Aim
For the data that follows, report how many lines contain the word "this", and nothing else.

==== Listing

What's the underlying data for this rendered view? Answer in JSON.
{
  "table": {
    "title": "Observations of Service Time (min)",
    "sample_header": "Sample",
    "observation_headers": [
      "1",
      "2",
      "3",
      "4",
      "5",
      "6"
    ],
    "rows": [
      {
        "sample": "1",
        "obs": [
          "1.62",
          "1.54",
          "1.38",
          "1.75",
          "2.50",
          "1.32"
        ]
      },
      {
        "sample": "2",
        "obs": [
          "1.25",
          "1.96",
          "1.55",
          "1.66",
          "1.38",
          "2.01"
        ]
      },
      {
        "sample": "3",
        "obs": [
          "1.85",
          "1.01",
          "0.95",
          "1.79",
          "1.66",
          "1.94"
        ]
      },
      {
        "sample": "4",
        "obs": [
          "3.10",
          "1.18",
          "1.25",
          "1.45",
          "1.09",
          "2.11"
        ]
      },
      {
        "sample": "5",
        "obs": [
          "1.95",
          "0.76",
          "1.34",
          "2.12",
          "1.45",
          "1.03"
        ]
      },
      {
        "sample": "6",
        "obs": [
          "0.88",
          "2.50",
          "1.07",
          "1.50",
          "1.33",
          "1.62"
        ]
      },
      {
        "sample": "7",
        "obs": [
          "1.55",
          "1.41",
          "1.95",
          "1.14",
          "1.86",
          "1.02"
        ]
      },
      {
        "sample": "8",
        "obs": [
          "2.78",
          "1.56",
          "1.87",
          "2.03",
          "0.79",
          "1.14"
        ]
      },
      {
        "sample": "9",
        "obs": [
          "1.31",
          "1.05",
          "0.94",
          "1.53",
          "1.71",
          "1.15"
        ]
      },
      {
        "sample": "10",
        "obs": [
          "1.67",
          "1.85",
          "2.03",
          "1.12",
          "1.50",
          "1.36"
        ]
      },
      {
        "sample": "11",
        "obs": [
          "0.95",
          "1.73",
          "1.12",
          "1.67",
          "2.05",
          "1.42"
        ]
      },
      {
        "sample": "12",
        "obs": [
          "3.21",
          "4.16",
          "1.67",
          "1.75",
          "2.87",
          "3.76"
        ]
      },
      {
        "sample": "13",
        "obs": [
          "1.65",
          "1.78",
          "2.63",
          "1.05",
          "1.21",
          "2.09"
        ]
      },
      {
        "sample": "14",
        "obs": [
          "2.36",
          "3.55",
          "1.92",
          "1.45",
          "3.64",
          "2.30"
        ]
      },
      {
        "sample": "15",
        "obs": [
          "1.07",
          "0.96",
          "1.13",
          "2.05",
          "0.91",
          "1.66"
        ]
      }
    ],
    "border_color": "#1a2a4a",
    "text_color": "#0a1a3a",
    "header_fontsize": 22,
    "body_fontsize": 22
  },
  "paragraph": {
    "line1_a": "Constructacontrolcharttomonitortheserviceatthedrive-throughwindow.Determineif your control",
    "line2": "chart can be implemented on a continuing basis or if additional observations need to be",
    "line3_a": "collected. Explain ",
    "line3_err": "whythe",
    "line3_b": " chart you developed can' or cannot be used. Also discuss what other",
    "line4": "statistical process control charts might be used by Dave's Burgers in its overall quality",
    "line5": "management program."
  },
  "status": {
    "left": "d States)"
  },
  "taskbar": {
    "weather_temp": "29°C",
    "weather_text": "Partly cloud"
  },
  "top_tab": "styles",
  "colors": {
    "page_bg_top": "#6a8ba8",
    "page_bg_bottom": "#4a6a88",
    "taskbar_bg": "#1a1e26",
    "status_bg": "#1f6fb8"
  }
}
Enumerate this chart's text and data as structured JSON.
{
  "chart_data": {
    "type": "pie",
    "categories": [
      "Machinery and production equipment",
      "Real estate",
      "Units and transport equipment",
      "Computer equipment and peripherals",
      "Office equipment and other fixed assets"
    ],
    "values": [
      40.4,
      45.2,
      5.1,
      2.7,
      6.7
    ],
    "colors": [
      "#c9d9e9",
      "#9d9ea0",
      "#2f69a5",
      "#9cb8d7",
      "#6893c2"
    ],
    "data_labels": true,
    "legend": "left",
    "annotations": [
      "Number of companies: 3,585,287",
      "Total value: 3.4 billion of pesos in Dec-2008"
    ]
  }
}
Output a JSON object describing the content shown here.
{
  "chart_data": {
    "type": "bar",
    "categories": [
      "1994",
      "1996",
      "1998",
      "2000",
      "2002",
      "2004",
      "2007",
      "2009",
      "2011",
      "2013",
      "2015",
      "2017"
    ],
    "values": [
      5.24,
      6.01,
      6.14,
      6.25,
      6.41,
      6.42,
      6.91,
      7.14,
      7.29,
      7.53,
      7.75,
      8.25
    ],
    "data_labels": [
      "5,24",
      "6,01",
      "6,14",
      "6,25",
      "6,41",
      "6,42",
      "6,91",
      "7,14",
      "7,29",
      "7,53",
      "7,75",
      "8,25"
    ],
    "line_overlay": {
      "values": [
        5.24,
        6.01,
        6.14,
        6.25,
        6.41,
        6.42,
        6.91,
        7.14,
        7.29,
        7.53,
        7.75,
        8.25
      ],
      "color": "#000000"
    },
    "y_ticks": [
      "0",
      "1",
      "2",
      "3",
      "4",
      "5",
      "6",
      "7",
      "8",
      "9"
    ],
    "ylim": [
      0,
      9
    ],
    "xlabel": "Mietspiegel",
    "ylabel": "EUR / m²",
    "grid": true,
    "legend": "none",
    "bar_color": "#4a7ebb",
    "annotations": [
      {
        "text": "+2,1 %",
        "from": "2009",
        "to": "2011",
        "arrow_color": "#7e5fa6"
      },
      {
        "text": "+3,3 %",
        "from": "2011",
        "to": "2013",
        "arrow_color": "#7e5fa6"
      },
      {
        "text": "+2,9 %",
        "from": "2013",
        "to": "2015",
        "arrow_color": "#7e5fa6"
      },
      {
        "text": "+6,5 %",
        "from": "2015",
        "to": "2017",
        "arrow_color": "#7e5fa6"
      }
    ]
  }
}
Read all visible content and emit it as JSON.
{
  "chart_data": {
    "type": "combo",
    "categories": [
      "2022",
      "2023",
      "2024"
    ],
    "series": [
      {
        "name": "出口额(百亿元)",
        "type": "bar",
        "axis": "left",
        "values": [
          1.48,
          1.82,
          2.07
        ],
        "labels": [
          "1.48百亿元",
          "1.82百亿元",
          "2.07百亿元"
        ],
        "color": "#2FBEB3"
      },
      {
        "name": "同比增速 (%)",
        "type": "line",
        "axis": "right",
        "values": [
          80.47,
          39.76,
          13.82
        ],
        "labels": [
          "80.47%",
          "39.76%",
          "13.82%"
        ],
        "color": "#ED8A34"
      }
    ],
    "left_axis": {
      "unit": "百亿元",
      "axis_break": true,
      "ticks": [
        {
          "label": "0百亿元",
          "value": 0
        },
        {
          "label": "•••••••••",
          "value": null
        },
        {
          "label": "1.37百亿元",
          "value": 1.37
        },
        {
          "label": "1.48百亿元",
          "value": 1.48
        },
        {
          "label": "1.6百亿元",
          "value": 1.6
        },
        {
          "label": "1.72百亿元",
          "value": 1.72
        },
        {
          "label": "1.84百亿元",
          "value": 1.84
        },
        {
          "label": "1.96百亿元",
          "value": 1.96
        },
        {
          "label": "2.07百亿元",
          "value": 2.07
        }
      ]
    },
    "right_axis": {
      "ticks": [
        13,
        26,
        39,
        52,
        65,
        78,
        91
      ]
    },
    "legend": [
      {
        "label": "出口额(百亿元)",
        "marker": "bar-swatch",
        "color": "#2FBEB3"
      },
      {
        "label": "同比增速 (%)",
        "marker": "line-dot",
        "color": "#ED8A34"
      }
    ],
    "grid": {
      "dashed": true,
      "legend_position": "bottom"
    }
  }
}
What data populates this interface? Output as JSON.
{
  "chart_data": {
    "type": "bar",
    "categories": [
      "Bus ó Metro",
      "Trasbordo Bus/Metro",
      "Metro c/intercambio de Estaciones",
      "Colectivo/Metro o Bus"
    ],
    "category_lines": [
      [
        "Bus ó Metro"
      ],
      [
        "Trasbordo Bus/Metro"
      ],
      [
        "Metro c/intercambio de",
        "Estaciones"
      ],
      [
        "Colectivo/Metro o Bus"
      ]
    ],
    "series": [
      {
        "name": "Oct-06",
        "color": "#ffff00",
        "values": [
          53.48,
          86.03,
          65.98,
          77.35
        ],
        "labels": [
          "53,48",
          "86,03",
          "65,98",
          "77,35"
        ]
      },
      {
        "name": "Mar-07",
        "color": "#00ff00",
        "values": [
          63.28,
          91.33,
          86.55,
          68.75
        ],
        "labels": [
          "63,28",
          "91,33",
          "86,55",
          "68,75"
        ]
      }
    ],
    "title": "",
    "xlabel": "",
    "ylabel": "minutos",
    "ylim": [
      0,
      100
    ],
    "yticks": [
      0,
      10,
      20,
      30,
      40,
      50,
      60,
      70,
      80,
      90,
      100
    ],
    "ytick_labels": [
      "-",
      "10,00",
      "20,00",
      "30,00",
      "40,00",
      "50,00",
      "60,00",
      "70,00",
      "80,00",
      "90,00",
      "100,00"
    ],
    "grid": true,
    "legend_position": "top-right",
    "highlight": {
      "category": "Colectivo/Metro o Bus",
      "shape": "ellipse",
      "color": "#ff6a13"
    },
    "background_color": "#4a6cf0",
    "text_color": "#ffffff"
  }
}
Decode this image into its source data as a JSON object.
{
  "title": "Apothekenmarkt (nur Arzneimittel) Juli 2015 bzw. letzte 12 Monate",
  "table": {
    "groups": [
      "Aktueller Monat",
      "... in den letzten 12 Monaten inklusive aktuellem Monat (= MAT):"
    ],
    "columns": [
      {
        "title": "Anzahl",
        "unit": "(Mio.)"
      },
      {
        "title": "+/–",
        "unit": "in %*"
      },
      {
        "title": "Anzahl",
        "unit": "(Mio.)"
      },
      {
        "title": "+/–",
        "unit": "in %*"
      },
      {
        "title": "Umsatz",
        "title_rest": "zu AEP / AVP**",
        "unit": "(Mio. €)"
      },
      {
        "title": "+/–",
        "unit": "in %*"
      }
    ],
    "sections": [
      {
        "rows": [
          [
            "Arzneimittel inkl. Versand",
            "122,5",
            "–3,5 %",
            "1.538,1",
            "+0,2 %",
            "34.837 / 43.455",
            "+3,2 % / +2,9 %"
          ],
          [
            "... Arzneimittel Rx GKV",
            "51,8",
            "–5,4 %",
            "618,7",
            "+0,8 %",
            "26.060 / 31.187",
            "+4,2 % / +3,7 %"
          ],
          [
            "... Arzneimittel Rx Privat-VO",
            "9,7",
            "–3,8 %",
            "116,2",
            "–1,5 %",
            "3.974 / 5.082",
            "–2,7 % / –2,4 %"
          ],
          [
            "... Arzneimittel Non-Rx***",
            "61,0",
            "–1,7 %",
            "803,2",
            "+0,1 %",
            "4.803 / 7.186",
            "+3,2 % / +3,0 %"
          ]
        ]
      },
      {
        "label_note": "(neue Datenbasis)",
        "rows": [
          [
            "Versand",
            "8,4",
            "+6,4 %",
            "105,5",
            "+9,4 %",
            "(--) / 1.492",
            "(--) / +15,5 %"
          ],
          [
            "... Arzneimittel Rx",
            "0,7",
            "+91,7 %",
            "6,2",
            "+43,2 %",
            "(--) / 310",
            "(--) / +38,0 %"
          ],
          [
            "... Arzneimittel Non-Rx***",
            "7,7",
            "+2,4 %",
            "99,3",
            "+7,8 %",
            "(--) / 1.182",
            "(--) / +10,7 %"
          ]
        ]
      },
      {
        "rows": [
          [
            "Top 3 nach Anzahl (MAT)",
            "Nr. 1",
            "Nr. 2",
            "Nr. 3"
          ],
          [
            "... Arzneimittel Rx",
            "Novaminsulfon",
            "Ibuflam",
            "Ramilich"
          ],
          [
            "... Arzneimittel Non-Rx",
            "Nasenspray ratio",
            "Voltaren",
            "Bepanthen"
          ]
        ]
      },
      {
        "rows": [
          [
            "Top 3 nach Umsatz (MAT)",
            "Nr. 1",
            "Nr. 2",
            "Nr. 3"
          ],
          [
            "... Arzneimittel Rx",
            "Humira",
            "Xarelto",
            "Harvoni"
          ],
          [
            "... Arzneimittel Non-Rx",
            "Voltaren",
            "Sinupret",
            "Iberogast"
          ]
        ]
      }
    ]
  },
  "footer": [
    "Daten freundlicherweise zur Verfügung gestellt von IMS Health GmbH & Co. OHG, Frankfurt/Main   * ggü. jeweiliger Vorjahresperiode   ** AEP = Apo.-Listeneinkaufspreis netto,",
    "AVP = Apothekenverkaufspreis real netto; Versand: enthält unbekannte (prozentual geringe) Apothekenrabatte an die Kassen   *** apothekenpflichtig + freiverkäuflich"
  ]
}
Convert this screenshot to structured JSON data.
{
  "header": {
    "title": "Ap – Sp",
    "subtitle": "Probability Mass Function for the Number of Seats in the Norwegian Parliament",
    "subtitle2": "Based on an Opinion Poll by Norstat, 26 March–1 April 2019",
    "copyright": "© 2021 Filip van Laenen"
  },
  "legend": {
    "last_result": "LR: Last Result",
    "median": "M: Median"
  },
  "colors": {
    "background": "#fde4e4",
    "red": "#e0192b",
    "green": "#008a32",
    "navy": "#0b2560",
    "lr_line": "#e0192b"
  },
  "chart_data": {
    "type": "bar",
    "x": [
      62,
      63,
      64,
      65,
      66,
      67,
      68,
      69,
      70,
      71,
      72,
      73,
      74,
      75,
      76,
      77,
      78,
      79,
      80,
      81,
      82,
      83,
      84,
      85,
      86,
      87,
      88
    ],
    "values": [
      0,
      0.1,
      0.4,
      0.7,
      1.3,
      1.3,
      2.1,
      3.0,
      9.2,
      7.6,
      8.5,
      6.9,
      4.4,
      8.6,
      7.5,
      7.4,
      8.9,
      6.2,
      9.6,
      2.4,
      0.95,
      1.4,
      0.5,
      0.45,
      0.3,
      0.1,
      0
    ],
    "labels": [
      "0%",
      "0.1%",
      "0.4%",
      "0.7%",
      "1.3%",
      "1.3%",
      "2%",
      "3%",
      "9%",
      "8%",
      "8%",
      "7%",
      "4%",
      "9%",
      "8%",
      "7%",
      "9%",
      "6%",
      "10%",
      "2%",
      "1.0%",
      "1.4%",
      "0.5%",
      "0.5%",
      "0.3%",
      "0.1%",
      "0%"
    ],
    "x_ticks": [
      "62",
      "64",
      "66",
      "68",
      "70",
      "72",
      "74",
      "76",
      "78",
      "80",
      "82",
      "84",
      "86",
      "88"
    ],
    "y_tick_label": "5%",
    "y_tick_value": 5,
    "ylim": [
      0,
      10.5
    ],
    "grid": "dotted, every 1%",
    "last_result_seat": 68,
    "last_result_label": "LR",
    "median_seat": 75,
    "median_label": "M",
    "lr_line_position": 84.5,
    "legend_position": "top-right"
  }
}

========

Task output
5